=== WRITTEN TASK 1 ===
Convert the listing below, from the line with "x-tick-label-right: 30 <box>378" up to and including the line with "ileal-resection-bracket <box>138 66", into a Markdown table with the columns Number and Entry. Give one row per line and skip any blank lines.
##### TEXT SEGMENT #####
Another packet network experiment was started in France at about the same time by the French PTT Administration. This network, called RCP (Reseau a Commutation par Paquets), first became operational in 1974. By this time the French PTT had already decided to build the public packet network, TRANSPAC, and RCP was utilized primarily as testbed for TRANSPAC. The design of RCP, directed by Remi Despres, differed sharply from that of the other contemporary French network, CYCLADES. Despres design was organized around the concept of virtual connections rather than datagrams. RCP's character as a prototype public network may have been a strong factor in this difference, since a virtual circuit service is more directly marketable, not requiring substantial modifications to customers' host computers. In any case, the RCP design pioneered the incorporation of individually flow-controlled virtual circuits into the basic packet switching network organization [19].
Organized in 1971 and originally known as the COST II Project and later as the European Informatics Network (EIN) is a multination-funded European research network. The project director is Derek Barber of NPL, one of the original investigators of packet switching in the U.K. Given freedom from the red tape of multinational funding, this project would have been one of the earliest pace-setters in packet networks in the world. As it happened, however, EIN was not operational until 1976 [20], [21].
The early packet networks were all private networks built to demonstrate the technology and to serve a restricted population of users. Besides those early networks already mentioned, which were the most public projects, many private corporations and service bureaus built their own private networks. Generally these private networks did not make provision for host computers at more than one location, and thus their organization usually developed into a star network.
All these networks were the result of a basic economic transition, which occurred in 1969 [22] when the cost of dynamic-allocation switching fell below that of transmission-lines. This change made it economically advantageous to build a network of some kind rather than to continue to use direct lines or the circuit switched telephone network for interactive data communications. Universal regulatory conditions in all countries restricted "common carriage" to the government or government-approved carriers, and thereby led to the development of many private networks instead of a competitive market of public networks.
However, the extensive private network activity in the early 1970's encouraged some of these public carriers to make plans for building their own packet networks, although all public networks and plans for future networks were based on preallocation techniques until (about 1973. Many plans to provide public data service arose; some were even under way, like the German EDS system; but all were based on circuit switching until that time. The shift in economics in the late 1960's that made packet switching more cost-effective, instigated more rapid change in communications technology than had ever before occurred.
#####
=== WRITTEN TASK 2 ===
Reproduce the packet network history above word for word, from "However, the extensive" up to and including "ever before occurred.".
##### DATASET #####
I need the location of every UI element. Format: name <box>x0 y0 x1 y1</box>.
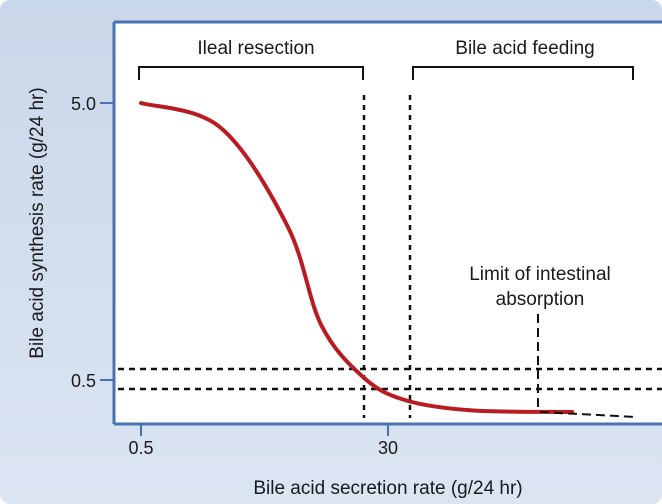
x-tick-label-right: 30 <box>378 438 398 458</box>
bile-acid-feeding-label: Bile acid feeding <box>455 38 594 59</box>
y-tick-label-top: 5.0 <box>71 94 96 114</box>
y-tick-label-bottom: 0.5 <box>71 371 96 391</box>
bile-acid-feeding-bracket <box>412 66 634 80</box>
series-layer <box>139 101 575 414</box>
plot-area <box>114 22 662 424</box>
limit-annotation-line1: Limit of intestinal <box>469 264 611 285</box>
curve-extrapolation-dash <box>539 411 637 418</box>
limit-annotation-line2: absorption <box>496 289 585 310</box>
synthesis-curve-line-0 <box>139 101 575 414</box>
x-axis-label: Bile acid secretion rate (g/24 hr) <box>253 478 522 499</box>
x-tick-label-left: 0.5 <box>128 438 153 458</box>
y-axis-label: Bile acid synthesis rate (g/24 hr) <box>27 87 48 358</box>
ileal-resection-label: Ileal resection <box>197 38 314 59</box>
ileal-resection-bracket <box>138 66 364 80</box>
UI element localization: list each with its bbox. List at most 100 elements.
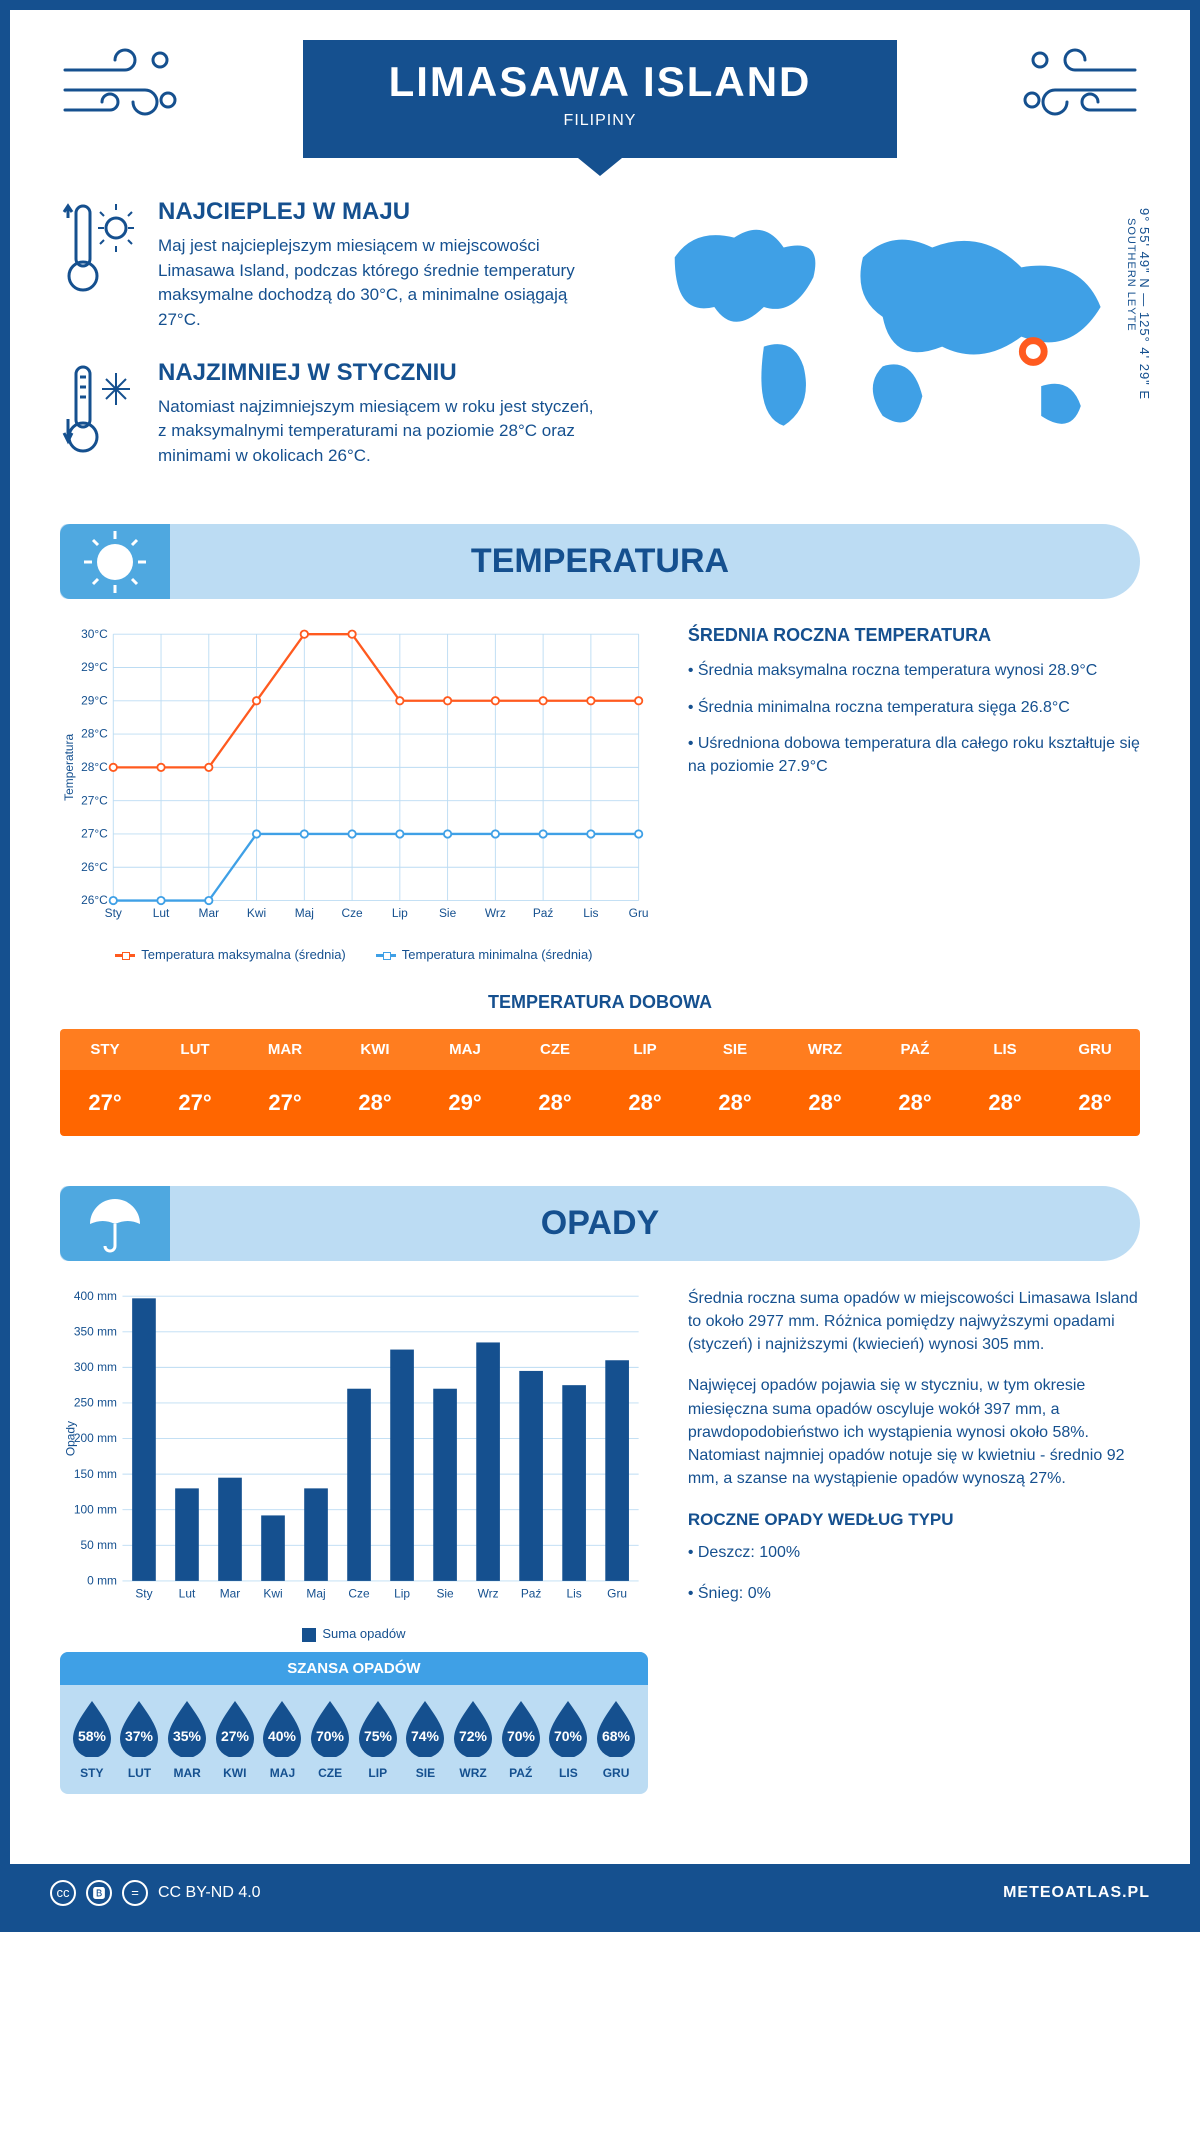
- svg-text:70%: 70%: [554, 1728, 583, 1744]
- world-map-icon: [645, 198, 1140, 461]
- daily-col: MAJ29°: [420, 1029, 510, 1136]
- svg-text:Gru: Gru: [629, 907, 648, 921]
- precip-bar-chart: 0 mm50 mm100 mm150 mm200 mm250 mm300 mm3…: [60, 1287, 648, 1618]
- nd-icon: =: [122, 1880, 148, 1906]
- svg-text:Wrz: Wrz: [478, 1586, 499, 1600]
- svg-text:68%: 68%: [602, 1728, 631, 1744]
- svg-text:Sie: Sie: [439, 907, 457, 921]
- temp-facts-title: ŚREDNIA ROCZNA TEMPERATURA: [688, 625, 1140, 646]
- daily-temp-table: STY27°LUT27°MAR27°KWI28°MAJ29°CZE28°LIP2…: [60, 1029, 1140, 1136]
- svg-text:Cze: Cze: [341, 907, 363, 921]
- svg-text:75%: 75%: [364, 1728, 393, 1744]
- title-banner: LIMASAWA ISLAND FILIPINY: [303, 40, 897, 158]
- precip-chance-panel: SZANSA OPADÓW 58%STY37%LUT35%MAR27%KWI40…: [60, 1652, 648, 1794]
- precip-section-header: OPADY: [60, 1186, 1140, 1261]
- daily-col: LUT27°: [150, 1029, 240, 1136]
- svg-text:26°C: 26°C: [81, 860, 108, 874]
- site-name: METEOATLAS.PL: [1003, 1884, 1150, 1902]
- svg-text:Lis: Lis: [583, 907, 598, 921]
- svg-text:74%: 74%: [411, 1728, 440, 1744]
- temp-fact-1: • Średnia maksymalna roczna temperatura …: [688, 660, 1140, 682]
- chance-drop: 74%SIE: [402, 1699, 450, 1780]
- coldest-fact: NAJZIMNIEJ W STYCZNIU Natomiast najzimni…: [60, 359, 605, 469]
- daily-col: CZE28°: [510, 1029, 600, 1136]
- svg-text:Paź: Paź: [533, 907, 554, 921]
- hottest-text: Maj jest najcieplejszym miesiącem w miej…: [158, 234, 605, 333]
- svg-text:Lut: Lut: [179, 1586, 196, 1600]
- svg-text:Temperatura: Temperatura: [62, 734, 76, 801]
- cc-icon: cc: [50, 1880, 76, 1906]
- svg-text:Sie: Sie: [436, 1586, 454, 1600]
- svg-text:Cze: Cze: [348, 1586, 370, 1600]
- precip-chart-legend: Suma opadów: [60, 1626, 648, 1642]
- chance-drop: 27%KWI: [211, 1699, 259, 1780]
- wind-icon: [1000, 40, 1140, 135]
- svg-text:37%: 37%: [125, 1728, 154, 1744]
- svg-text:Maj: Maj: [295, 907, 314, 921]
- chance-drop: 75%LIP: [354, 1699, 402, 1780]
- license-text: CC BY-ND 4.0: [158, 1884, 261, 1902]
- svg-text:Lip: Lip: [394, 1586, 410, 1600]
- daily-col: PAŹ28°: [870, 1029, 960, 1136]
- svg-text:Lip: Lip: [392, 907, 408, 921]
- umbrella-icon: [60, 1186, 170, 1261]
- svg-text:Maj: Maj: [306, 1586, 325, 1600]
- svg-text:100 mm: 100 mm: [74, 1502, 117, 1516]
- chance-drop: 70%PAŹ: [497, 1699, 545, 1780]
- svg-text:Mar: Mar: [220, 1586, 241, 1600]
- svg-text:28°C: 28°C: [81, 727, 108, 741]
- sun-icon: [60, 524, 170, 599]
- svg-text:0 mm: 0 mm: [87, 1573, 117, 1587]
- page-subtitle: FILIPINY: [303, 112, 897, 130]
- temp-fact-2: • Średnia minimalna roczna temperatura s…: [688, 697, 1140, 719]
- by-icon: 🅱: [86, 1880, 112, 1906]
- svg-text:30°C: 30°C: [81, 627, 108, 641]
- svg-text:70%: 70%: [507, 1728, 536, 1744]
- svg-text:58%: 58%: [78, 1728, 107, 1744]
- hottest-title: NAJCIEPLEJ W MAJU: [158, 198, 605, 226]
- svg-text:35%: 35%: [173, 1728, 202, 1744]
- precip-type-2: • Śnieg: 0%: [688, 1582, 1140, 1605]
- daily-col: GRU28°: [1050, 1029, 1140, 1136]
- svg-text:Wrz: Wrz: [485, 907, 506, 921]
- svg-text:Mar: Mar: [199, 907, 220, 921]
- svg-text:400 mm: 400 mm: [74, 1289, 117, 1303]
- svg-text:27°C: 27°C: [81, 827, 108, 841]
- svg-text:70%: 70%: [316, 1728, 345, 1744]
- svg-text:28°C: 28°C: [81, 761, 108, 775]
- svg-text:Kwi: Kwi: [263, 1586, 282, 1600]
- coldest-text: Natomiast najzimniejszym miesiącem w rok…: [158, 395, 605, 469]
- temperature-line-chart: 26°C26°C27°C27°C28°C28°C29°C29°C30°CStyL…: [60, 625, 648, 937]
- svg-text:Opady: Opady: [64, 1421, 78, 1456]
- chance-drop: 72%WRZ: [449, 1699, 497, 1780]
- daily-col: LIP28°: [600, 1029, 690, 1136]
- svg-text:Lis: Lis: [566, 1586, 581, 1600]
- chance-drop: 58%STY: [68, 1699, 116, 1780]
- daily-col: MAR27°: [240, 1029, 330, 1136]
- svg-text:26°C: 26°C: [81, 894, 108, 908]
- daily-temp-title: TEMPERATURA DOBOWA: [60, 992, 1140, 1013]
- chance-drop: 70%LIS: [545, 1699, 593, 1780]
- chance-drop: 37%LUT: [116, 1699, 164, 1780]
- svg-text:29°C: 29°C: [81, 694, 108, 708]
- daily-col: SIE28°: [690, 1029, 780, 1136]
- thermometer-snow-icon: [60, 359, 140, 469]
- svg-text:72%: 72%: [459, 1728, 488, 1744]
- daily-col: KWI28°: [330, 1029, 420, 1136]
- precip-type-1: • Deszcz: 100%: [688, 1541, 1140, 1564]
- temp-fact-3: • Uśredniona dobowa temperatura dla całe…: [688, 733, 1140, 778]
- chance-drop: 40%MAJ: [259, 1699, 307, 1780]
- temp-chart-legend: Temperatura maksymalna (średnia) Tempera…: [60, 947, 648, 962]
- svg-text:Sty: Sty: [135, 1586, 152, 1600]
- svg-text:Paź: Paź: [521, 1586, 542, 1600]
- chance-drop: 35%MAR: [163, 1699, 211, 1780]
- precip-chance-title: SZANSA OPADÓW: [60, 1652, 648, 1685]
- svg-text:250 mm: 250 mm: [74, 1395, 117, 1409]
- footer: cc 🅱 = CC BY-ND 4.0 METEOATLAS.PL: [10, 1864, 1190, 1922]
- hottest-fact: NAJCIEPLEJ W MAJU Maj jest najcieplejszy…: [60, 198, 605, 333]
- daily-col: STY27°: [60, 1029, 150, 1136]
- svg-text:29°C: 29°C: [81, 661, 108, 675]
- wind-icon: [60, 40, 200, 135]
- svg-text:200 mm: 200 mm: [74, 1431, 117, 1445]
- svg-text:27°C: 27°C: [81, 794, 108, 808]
#####
##### DATASET #####
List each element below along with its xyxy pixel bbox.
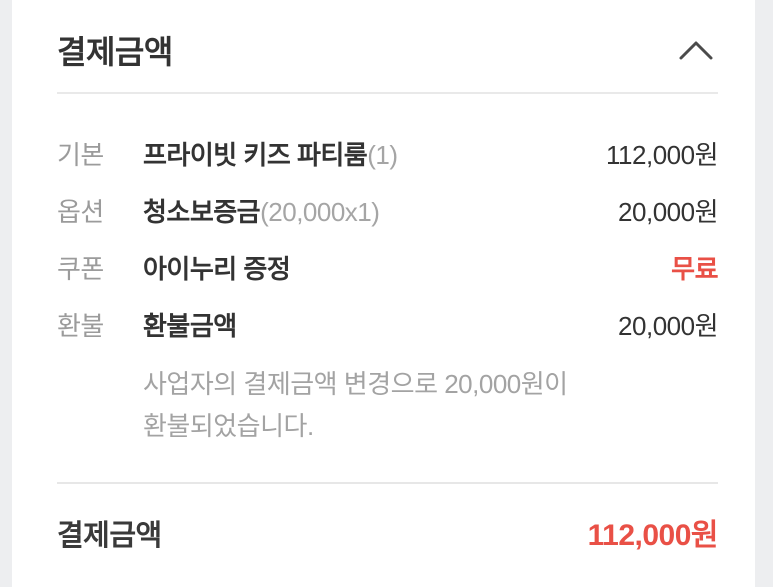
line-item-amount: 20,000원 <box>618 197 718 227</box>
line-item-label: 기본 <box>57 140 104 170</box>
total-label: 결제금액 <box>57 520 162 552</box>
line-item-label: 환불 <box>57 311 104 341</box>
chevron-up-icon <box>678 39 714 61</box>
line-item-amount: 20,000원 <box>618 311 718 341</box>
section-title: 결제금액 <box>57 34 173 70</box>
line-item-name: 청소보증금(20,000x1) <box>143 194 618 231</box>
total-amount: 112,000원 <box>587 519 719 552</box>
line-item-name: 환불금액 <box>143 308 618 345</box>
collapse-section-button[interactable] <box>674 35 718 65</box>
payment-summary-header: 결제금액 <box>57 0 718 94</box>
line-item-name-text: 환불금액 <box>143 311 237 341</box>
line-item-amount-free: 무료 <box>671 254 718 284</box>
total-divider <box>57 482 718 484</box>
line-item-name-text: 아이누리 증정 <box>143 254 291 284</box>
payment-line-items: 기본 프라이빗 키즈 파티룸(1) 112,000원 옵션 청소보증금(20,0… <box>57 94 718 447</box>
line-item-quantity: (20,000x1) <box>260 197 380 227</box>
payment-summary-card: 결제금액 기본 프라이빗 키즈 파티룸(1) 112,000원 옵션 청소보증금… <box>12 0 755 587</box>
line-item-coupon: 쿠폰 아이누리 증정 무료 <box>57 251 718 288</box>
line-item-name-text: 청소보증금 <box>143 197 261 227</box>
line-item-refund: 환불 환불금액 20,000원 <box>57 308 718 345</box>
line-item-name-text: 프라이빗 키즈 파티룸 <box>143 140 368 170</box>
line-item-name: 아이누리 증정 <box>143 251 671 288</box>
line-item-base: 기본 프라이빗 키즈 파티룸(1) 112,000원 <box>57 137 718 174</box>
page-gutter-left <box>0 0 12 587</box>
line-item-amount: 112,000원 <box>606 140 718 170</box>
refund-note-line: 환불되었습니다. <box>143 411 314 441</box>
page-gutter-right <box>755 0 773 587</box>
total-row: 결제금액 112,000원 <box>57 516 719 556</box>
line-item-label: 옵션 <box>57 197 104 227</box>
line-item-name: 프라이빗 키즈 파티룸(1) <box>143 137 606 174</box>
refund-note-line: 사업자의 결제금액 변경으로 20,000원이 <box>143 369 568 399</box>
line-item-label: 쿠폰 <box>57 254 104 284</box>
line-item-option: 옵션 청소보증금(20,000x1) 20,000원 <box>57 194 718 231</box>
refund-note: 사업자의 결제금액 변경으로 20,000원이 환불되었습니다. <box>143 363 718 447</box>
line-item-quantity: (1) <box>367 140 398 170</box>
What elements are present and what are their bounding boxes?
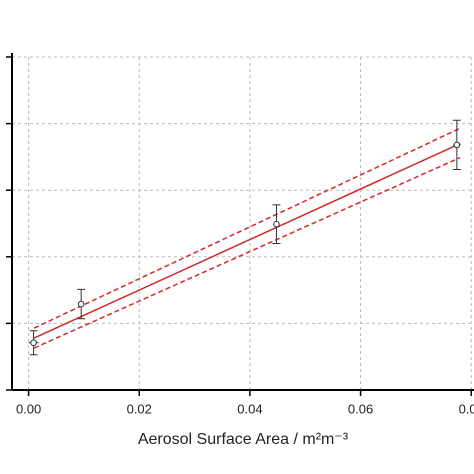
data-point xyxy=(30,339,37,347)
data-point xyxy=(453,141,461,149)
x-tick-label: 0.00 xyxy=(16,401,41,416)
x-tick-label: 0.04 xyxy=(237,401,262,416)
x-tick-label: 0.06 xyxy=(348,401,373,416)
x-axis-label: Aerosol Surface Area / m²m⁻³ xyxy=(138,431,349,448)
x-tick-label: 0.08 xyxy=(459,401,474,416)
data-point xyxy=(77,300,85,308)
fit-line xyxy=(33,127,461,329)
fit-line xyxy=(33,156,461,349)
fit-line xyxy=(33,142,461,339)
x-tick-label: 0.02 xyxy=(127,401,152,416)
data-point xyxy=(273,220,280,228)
#####
##### DATASET #####
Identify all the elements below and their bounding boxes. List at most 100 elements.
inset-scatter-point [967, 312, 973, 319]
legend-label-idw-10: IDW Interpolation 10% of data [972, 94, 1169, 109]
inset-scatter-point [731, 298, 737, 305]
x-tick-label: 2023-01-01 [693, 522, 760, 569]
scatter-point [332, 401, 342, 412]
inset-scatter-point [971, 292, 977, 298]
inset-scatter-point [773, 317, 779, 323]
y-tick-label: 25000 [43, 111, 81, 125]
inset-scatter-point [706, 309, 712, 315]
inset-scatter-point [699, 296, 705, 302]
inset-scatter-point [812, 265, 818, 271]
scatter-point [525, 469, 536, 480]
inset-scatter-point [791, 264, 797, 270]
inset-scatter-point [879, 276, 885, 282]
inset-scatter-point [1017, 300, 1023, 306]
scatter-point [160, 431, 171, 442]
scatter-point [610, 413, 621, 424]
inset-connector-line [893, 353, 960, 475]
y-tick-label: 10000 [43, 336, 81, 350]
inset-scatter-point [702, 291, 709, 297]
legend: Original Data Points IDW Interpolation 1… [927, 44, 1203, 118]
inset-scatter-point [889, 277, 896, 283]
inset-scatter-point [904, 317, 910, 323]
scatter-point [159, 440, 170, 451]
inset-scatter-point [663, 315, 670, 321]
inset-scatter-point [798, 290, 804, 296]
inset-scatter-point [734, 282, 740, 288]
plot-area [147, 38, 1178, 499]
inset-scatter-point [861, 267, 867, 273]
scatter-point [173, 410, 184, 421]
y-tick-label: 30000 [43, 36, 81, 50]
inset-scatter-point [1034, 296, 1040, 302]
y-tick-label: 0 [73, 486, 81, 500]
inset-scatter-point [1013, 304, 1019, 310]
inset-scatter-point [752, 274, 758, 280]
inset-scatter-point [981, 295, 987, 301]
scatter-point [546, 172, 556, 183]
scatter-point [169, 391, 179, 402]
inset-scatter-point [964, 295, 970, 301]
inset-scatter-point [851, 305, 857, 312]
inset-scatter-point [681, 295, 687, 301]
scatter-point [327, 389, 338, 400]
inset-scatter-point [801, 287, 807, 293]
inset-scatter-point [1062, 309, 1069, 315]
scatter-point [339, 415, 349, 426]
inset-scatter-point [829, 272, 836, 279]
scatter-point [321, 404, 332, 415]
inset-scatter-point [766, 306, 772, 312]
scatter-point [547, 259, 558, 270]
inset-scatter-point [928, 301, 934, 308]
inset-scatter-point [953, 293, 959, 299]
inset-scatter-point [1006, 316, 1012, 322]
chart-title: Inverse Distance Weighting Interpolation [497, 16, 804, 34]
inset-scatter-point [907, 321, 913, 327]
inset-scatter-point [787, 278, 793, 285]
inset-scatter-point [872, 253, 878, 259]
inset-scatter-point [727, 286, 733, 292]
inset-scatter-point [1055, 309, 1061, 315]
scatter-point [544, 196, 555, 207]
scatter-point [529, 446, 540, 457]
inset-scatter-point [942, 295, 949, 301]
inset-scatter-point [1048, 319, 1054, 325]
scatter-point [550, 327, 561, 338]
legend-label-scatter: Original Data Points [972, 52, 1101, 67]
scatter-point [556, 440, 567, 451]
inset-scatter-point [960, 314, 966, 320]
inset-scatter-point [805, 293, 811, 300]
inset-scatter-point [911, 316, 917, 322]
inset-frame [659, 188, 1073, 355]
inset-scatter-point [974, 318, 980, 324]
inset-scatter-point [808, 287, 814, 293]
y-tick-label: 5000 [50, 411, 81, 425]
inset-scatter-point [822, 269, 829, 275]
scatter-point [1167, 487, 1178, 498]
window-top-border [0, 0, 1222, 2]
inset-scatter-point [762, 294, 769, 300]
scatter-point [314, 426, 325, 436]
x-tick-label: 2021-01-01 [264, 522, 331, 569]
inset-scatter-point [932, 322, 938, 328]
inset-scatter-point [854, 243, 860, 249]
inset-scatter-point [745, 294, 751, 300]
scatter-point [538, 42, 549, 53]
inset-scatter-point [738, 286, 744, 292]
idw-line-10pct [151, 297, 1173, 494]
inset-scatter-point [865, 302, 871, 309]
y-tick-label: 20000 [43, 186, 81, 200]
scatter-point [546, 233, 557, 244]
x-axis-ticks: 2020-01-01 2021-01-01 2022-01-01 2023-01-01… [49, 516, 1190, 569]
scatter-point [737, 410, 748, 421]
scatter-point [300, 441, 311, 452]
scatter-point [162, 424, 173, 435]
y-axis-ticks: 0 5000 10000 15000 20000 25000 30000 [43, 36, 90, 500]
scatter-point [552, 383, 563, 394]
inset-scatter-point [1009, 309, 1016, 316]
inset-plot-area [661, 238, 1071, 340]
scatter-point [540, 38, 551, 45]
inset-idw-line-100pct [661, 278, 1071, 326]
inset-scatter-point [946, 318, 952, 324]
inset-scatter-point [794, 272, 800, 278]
#####
=== FINAL RESULT 1 ===
| Number | Entry |
|---|---|
| 1 | x-tick-label-right: 30 <box>378 438 398 458</box> |
| 2 | bile-acid-feeding-label: Bile acid feeding <box>455 38 594 59</box> |
| 3 | y-tick-label-top: 5.0 <box>71 94 96 114</box> |
| 4 | y-tick-label-bottom: 0.5 <box>71 371 96 391</box> |
| 5 | bile-acid-feeding-bracket <box>412 66 634 80</box> |
| 6 | series-layer <box>139 101 575 414</box> |
| 7 | plot-area <box>114 22 662 424</box> |
| 8 | limit-annotation-line1: Limit of intestinal <box>469 264 611 285</box> |
| 9 | curve-extrapolation-dash <box>539 411 637 418</box> |
| 10 | limit-annotation-line2: absorption <box>496 289 585 310</box> |
| 11 | synthesis-curve-line-0 <box>139 101 575 414</box> |
| 12 | x-axis-label: Bile acid secretion rate (g/24 hr) <box>253 478 522 499</box> |
| 13 | x-tick-label-left: 0.5 <box>128 438 153 458</box> |
| 14 | y-axis-label: Bile acid synthesis rate (g/24 hr) <box>27 87 48 358</box> |
| 15 | ileal-resection-label: Ileal resection <box>197 38 314 59</box> |
| 16 | ileal-resection-bracket <box>138 66 364 80</box> |

=== FINAL RESULT 2 ===
However, the extensive private network activity in the early 1970's encouraged some of these public carriers to make plans for building their own packet networks, although all public networks and plans for future networks were based on preallocation techniques until (about 1973. Many plans to provide public data service arose; some were even under way, like the German EDS system; but all were based on circuit switching until that time. The shift in economics in the late 1960's that made packet switching more cost-effective, instigated more rapid change in communications technology than had ever before occurred.